[START OF Given data]

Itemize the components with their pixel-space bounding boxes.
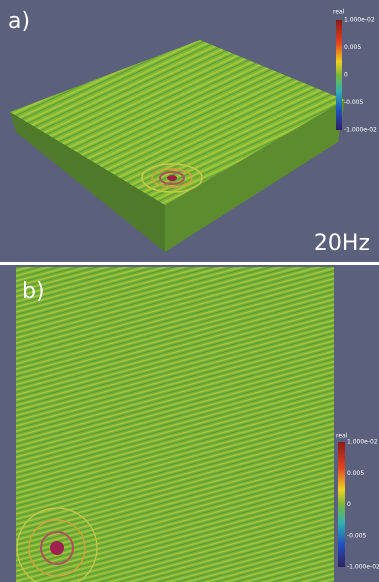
box-left-face <box>10 112 165 252</box>
source-rings <box>16 507 98 582</box>
colorbar <box>336 20 342 130</box>
colorbar-tick-label: -1.000e-02 <box>347 564 379 571</box>
panel-label: b) <box>22 279 45 304</box>
colorbar-tick-label: 0.005 <box>344 44 361 51</box>
colorbar-tick-label: 1.000e-02 <box>344 17 375 24</box>
box-right-face <box>165 100 345 252</box>
colorbar-ticks: 1.000e-02 0.005 0 -0.005 -1.000e-02 <box>347 439 379 571</box>
colorbar-tick-label: 0.005 <box>347 470 364 477</box>
colorbar-tick-label: 1.000e-02 <box>347 439 378 446</box>
colorbar-tick-label: 0 <box>347 501 351 508</box>
colorbar-tick-label: -0.005 <box>344 99 364 106</box>
colorbar-ticks: 1.000e-02 0.005 0 -0.005 -1.000e-02 <box>344 17 377 134</box>
source-rings <box>141 163 203 193</box>
panel-a: a) 20Hz real 1.000e-02 0.005 0 -0.005 -1.000… <box>0 0 379 262</box>
colorbar-tick-label: -1.000e-02 <box>344 127 377 134</box>
colorbar-tick-label: 0 <box>344 72 348 79</box>
colorbar-title: real <box>333 9 345 16</box>
box-top-face <box>10 40 345 205</box>
panel-b: b) real 1.000e-02 0.005 0 -0.005 -1.000e-02 <box>0 265 379 582</box>
colorbar-title: real <box>336 433 348 440</box>
colorbar-tick-label: -0.005 <box>347 532 367 539</box>
frequency-label: 20Hz <box>314 231 370 256</box>
wavefield <box>16 267 334 582</box>
panel-label: a) <box>8 9 30 34</box>
colorbar <box>338 442 345 567</box>
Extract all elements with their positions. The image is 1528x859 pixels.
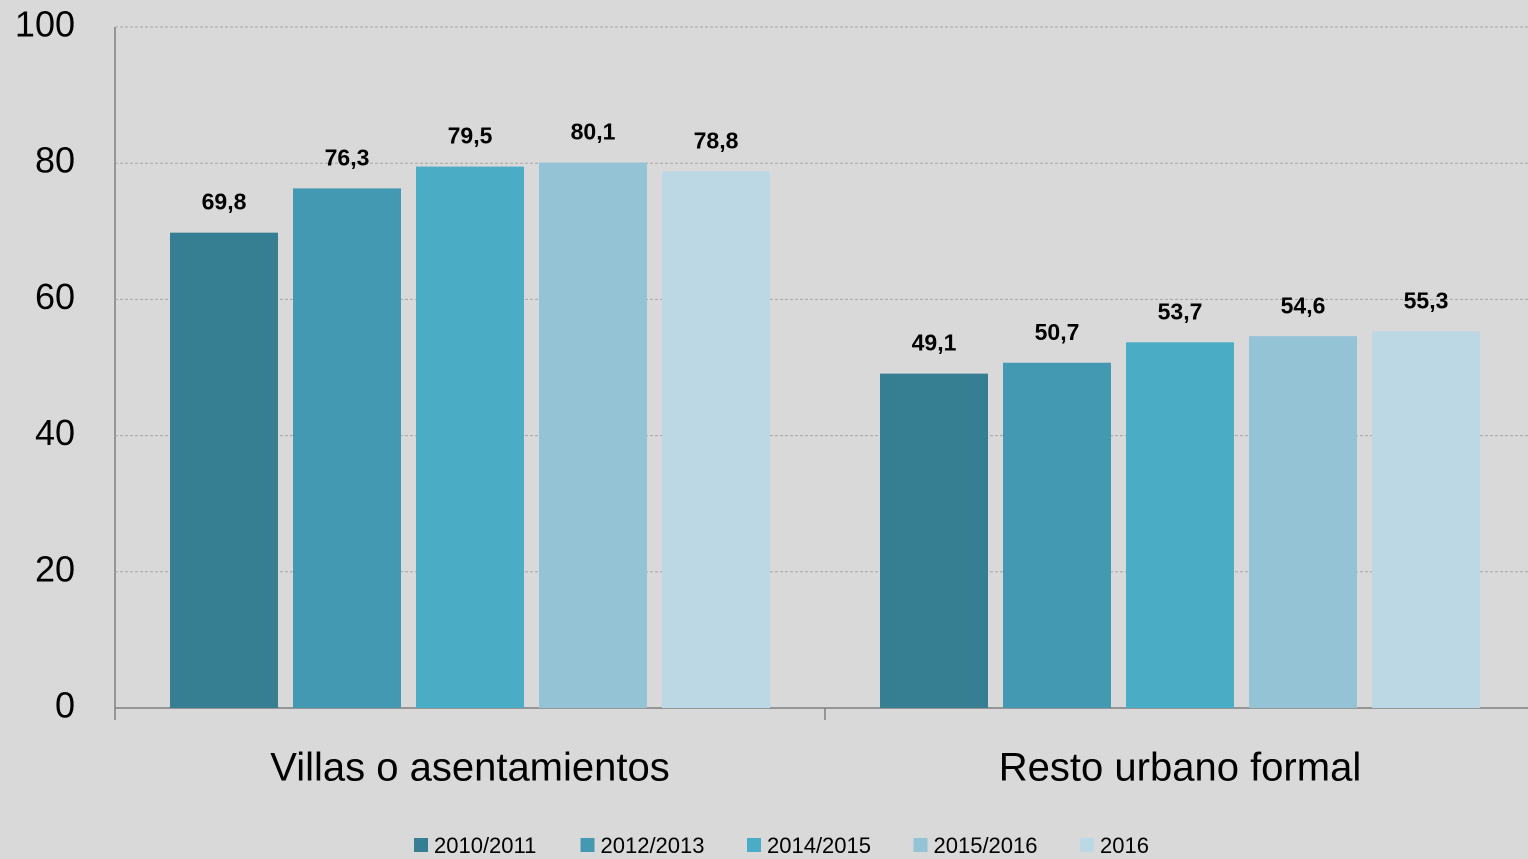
legend-label: 2016	[1100, 833, 1149, 858]
legend-swatch	[747, 838, 761, 852]
data-label: 49,1	[912, 330, 957, 356]
bar	[170, 232, 278, 709]
legend-swatch	[580, 838, 595, 852]
legend-swatch	[1080, 838, 1094, 852]
y-tick-label: 80	[35, 140, 75, 181]
bar	[662, 171, 770, 708]
bar	[880, 373, 988, 708]
y-tick-label: 0	[55, 685, 75, 726]
data-label: 80,1	[571, 119, 616, 145]
bar	[416, 166, 524, 709]
data-label: 76,3	[325, 144, 370, 170]
legend-swatch	[913, 838, 928, 852]
bar	[1003, 362, 1111, 708]
data-label: 69,8	[202, 189, 247, 215]
legend-label: 2012/2013	[601, 833, 705, 858]
y-tick-label: 40	[35, 412, 75, 453]
data-label: 78,8	[694, 127, 739, 153]
y-tick-label: 20	[35, 548, 75, 589]
data-label: 53,7	[1158, 298, 1203, 324]
legend-label: 2015/2016	[934, 833, 1038, 858]
y-tick-label: 100	[15, 4, 75, 45]
data-label: 55,3	[1404, 287, 1449, 313]
data-label: 54,6	[1281, 292, 1326, 318]
x-tick-label: Villas o asentamientos	[270, 746, 670, 790]
bar	[293, 188, 401, 709]
legend-label: 2014/2015	[767, 833, 871, 858]
y-tick-label: 60	[35, 276, 75, 317]
bar	[1126, 342, 1234, 708]
bar	[1372, 331, 1480, 708]
data-label: 50,7	[1035, 319, 1080, 345]
bar	[539, 162, 647, 709]
legend-label: 2010/2011	[434, 833, 536, 858]
x-tick-label: Resto urbano formal	[999, 746, 1361, 790]
data-label: 79,5	[448, 123, 493, 149]
bar	[1249, 336, 1357, 708]
legend-swatch	[414, 838, 428, 852]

[END OF Given data]

_Task statement_
Please copy out the listing lines from the one containing "box-left-face <box>10 112 165 252</box>" up to and including the one containing "panel-label: a) <box>8 9 30 34</box>", unchanged.

_Exercise output_
box-left-face <box>10 112 165 252</box>
source-rings <box>16 507 98 582</box>
colorbar <box>336 20 342 130</box>
colorbar-tick-label: -1.000e-02 <box>347 564 379 571</box>
panel-label: b) <box>22 279 45 304</box>
colorbar-tick-label: 0.005 <box>344 44 361 51</box>
colorbar-tick-label: 1.000e-02 <box>344 17 375 24</box>
box-right-face <box>165 100 345 252</box>
colorbar-ticks: 1.000e-02 0.005 0 -0.005 -1.000e-02 <box>347 439 379 571</box>
colorbar-tick-label: 0.005 <box>347 470 364 477</box>
colorbar-tick-label: 1.000e-02 <box>347 439 378 446</box>
colorbar-tick-label: 0 <box>347 501 351 508</box>
colorbar-tick-label: -0.005 <box>344 99 364 106</box>
colorbar-ticks: 1.000e-02 0.005 0 -0.005 -1.000e-02 <box>344 17 377 134</box>
source-rings <box>141 163 203 193</box>
panel-a: a) 20Hz real 1.000e-02 0.005 0 -0.005 -1.000… <box>0 0 379 262</box>
colorbar-tick-label: -1.000e-02 <box>344 127 377 134</box>
colorbar-tick-label: 0 <box>344 72 348 79</box>
colorbar-title: real <box>333 9 345 16</box>
box-top-face <box>10 40 345 205</box>
panel-b: b) real 1.000e-02 0.005 0 -0.005 -1.000e-02 <box>0 265 379 582</box>
colorbar-title: real <box>336 433 348 440</box>
colorbar-tick-label: -0.005 <box>347 532 367 539</box>
frequency-label: 20Hz <box>314 231 370 256</box>
wavefield <box>16 267 334 582</box>
panel-label: a) <box>8 9 30 34</box>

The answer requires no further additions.